### Work to be completed:
Determine how many lines of the entries contain "бойынша". Reply with that number alone.

===

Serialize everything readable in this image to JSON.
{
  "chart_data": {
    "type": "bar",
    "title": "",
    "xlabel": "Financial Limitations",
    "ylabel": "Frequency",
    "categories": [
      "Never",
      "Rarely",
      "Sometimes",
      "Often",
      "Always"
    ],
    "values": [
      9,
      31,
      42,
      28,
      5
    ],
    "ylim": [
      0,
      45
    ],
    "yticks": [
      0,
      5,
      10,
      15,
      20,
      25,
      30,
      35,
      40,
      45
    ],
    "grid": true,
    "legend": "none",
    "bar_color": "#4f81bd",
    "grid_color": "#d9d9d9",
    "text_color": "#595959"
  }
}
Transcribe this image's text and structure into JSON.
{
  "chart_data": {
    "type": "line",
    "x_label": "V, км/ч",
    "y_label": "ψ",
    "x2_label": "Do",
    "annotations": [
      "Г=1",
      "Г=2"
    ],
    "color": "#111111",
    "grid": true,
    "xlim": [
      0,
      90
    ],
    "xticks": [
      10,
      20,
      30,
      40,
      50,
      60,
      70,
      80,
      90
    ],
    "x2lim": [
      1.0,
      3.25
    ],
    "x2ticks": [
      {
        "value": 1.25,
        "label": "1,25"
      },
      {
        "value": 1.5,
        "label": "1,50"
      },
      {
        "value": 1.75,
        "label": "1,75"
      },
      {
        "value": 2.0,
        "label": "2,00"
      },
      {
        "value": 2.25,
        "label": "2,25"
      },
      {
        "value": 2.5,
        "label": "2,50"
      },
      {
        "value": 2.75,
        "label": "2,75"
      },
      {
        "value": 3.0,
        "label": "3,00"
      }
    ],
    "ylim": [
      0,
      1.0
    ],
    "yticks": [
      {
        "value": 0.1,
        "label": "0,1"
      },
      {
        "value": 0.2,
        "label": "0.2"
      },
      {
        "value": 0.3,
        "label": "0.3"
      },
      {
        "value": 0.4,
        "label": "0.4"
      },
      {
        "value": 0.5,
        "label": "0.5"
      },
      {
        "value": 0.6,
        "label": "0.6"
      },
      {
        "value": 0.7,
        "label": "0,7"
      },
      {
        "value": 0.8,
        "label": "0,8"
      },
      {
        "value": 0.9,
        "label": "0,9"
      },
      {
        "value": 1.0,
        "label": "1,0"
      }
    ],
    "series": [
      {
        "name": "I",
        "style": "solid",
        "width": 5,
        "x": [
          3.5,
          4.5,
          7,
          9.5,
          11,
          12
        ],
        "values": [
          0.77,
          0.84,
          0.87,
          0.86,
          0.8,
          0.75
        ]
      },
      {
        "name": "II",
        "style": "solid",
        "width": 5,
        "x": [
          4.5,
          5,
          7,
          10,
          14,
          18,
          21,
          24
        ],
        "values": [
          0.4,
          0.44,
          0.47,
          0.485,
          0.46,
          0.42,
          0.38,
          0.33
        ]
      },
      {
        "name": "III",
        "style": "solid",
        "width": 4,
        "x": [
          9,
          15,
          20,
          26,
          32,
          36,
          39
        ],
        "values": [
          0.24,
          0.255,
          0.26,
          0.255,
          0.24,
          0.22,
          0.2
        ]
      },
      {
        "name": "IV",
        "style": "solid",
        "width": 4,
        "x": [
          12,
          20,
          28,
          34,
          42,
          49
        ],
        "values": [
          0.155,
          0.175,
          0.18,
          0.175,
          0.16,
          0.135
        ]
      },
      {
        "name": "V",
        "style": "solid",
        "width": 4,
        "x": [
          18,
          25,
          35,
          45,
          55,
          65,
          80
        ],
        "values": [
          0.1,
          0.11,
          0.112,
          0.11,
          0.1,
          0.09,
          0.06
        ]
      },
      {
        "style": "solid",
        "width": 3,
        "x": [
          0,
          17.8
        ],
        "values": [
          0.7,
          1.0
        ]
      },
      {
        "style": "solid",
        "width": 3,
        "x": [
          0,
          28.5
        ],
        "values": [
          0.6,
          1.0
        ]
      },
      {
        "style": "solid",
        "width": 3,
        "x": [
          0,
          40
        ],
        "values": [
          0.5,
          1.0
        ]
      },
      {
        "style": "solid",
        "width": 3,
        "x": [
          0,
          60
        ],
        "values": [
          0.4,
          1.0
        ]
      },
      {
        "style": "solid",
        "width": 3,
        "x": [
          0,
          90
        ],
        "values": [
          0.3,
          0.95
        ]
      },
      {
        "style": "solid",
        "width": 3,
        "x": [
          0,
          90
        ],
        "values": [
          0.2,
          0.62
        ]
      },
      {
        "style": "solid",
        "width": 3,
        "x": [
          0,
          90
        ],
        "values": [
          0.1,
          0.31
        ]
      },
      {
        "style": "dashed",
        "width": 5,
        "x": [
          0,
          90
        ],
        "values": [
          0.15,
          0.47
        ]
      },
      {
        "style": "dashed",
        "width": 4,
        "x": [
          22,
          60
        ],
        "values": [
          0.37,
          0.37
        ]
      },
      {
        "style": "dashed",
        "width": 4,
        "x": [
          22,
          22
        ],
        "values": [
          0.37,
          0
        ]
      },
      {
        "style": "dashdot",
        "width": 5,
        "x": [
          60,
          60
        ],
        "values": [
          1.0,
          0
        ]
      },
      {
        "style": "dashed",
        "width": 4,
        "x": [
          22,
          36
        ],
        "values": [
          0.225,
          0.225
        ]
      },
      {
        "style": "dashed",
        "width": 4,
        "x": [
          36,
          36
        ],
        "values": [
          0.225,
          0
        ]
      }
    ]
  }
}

===

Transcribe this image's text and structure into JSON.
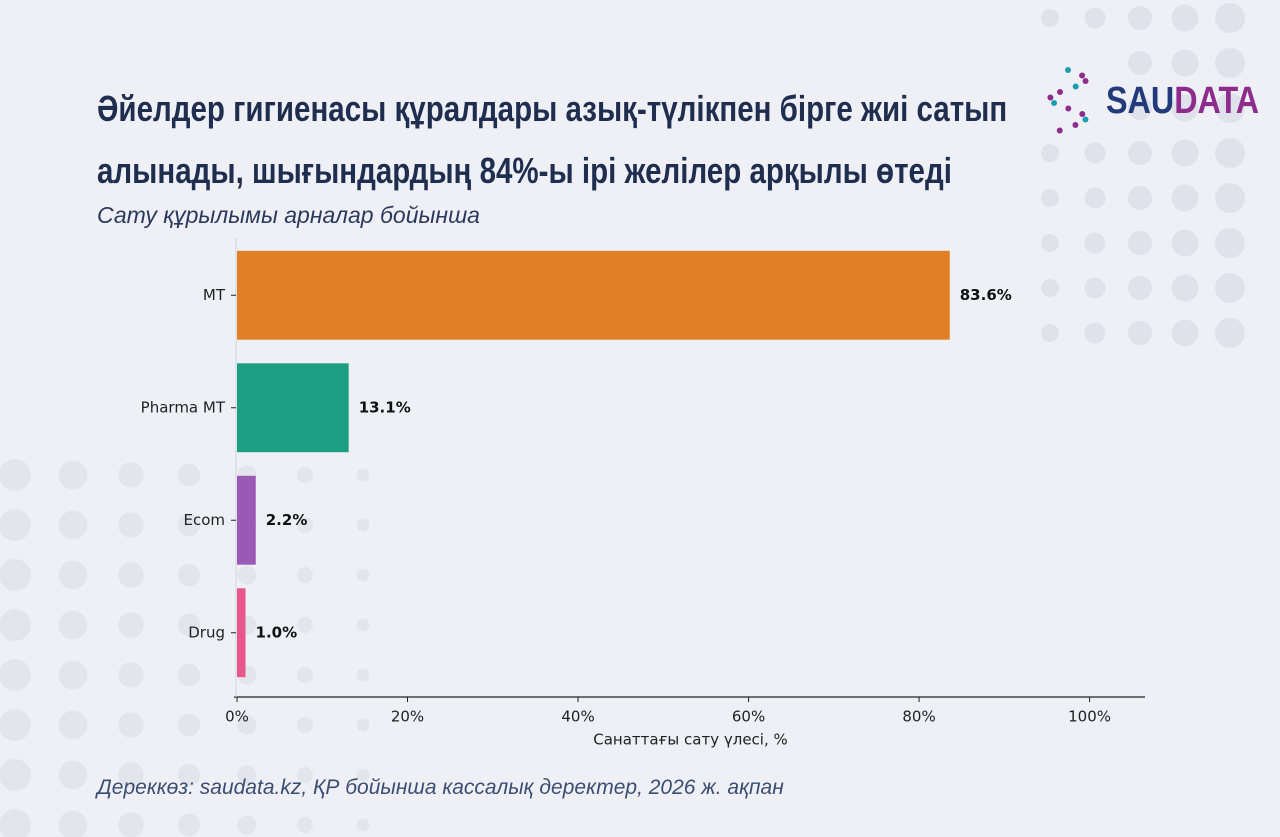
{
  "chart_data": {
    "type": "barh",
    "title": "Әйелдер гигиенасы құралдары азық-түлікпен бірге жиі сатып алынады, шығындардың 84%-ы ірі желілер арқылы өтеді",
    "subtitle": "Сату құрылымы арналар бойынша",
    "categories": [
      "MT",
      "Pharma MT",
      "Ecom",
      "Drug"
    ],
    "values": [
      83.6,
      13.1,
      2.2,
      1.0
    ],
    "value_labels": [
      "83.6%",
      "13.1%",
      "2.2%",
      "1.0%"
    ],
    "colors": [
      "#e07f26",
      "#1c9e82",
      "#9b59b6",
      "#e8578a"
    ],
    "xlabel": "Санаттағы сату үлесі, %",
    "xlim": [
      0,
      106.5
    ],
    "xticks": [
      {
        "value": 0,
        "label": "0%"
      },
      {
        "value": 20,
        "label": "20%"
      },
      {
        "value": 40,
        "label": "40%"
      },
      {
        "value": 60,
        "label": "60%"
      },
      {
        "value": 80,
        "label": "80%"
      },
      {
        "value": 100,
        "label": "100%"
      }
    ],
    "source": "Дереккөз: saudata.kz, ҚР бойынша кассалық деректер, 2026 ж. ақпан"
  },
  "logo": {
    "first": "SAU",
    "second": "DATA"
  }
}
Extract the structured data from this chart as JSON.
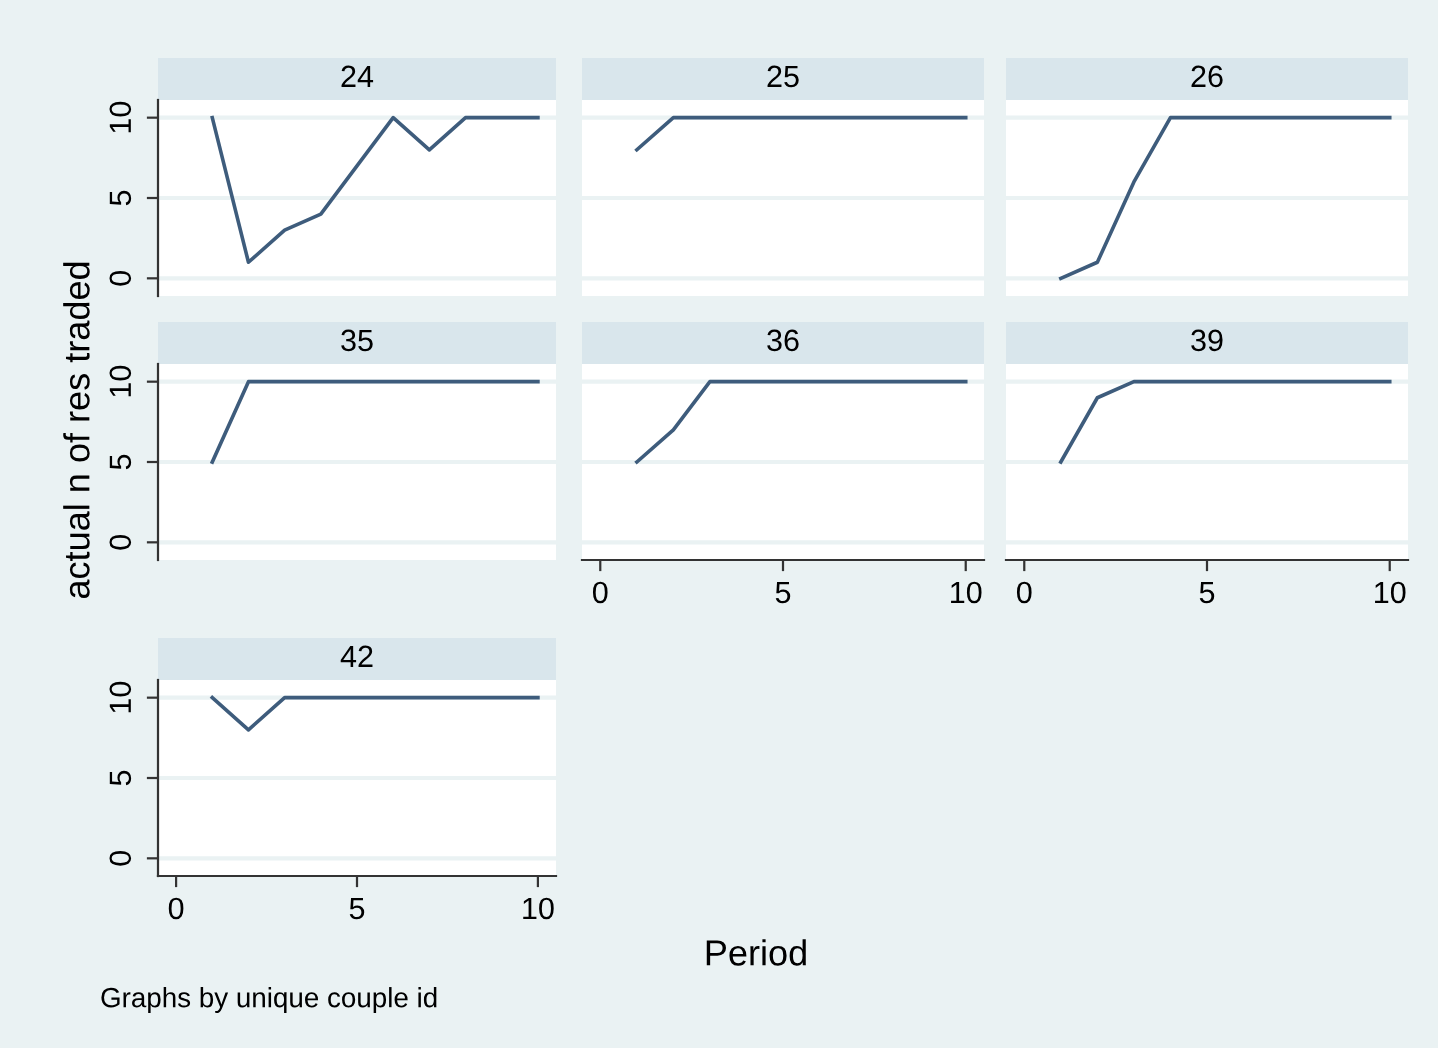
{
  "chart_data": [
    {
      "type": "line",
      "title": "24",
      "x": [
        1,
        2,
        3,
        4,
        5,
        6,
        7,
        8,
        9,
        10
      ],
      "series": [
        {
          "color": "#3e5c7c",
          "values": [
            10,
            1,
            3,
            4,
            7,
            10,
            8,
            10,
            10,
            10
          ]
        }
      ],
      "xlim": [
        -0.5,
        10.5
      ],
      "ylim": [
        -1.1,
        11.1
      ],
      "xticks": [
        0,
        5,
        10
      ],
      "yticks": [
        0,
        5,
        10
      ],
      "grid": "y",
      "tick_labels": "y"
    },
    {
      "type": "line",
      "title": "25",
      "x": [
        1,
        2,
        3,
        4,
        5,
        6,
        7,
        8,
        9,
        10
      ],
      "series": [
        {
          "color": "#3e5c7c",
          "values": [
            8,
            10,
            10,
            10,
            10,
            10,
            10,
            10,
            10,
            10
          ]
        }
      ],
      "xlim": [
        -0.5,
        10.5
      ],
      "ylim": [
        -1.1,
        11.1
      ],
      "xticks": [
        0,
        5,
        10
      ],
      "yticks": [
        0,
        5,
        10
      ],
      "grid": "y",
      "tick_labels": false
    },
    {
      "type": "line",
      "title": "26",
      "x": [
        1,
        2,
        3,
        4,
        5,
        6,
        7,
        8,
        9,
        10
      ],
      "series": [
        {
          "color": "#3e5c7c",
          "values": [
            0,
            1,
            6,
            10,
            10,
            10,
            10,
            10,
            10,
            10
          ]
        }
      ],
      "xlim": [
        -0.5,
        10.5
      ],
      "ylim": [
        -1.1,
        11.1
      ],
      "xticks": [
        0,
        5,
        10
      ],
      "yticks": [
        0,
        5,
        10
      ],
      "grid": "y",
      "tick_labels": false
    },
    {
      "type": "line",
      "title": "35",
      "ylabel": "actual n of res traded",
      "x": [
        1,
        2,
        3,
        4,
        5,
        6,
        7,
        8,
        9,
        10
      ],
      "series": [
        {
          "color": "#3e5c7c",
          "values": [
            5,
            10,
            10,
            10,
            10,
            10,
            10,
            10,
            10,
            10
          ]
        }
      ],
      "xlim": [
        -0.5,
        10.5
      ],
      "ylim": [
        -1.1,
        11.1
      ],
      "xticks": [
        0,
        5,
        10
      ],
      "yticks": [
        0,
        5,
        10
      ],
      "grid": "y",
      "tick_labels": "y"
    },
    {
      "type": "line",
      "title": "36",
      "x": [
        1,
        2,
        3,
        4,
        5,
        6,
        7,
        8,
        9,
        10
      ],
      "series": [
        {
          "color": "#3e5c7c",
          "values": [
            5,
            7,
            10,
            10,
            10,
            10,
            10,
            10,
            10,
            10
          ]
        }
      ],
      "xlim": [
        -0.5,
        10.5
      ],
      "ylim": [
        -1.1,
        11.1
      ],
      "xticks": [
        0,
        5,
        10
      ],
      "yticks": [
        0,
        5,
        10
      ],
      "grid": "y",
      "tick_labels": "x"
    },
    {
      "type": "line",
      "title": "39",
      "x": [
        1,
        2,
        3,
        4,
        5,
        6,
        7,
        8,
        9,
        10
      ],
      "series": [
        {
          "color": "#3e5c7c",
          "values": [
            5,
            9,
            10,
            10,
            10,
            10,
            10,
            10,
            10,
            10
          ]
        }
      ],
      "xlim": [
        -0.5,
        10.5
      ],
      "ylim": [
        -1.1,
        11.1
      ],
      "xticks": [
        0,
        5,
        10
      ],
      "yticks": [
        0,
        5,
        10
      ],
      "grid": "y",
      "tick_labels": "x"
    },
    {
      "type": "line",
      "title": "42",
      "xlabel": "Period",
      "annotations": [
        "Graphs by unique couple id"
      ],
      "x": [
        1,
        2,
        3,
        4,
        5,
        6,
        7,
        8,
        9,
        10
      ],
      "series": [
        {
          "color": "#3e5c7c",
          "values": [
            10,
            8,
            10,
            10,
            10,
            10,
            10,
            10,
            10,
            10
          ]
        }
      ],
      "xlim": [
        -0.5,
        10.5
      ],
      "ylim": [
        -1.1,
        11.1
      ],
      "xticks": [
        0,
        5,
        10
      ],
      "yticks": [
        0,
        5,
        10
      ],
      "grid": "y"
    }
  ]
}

===

### Worked answer:
2